Aim:
Copy the data word for word, from the first line through the line that contains "redaction-mask <box>508 501 594 518</box>", including both of those lines.

# Entries start

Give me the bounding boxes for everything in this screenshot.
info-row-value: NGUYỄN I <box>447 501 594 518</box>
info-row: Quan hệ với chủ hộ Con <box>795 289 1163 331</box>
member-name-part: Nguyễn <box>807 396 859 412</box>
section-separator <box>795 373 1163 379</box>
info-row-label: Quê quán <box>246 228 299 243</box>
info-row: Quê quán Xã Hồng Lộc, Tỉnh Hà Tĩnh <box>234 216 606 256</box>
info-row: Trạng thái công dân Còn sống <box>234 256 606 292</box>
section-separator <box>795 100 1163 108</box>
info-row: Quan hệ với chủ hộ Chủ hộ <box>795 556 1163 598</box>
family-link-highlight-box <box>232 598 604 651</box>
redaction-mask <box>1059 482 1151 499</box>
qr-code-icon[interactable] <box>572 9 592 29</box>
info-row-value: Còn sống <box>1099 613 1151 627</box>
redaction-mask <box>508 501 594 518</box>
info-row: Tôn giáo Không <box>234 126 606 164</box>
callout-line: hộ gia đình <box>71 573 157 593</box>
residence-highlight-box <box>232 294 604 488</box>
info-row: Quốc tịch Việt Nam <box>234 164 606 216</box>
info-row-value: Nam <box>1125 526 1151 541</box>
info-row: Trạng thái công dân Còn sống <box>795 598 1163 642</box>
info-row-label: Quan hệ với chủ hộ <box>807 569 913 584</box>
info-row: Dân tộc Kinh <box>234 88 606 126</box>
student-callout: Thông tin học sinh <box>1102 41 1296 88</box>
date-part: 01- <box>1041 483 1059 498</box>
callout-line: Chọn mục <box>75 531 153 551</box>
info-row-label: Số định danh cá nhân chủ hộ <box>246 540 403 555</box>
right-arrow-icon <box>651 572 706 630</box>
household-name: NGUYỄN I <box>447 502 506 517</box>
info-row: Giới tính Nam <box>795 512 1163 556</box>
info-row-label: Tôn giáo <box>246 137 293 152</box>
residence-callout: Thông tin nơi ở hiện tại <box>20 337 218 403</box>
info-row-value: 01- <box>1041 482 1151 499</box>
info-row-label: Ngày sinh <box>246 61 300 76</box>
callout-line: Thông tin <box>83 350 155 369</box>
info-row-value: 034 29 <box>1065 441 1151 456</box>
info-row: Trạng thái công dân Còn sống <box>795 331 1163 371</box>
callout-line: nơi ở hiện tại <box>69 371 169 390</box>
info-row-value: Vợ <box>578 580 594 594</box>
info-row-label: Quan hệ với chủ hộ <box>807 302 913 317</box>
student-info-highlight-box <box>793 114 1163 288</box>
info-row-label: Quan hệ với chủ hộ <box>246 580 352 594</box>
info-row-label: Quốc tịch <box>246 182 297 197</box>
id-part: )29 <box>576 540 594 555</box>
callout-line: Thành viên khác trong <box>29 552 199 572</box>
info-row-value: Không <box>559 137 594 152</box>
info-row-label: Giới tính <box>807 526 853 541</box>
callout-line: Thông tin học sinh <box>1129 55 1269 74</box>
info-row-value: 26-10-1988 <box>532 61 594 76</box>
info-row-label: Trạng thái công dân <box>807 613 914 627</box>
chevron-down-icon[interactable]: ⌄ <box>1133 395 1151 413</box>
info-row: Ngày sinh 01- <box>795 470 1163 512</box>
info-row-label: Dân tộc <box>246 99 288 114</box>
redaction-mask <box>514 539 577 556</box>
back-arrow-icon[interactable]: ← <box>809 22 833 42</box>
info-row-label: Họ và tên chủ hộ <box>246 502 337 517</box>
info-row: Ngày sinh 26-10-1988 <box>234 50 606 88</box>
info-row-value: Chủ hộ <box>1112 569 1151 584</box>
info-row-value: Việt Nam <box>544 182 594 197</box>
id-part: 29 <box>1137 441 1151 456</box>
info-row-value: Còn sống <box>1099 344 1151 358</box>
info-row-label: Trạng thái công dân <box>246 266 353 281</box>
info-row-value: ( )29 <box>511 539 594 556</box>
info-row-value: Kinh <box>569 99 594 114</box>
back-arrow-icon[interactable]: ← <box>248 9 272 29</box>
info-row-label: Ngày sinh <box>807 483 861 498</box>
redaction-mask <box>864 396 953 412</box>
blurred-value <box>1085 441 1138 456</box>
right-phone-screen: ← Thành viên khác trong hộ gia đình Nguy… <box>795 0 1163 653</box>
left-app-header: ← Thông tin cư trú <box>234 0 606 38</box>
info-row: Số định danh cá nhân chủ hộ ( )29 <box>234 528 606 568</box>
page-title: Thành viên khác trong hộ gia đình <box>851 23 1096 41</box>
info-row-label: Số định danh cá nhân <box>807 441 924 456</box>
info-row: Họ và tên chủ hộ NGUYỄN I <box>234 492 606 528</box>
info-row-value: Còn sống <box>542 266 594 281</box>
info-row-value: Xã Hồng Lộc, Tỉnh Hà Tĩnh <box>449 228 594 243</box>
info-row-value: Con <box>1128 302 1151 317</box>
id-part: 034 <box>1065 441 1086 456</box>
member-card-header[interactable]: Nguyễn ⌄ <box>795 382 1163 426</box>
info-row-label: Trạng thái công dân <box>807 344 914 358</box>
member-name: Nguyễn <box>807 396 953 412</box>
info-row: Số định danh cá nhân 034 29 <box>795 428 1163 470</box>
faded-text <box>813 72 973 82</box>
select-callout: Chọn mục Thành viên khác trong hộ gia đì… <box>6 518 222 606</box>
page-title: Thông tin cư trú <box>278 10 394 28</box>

# Entries end

Written solution:
Give me the bounding boxes for everything in this screenshot.
info-row-value: NGUYỄN I <box>447 501 594 518</box>
info-row: Quan hệ với chủ hộ Con <box>795 289 1163 331</box>
member-name-part: Nguyễn <box>807 396 859 412</box>
section-separator <box>795 373 1163 379</box>
info-row-label: Quê quán <box>246 228 299 243</box>
info-row: Quê quán Xã Hồng Lộc, Tỉnh Hà Tĩnh <box>234 216 606 256</box>
info-row: Trạng thái công dân Còn sống <box>234 256 606 292</box>
section-separator <box>795 100 1163 108</box>
info-row: Quan hệ với chủ hộ Chủ hộ <box>795 556 1163 598</box>
family-link-highlight-box <box>232 598 604 651</box>
redaction-mask <box>1059 482 1151 499</box>
qr-code-icon[interactable] <box>572 9 592 29</box>
info-row-value: Còn sống <box>1099 613 1151 627</box>
redaction-mask <box>508 501 594 518</box>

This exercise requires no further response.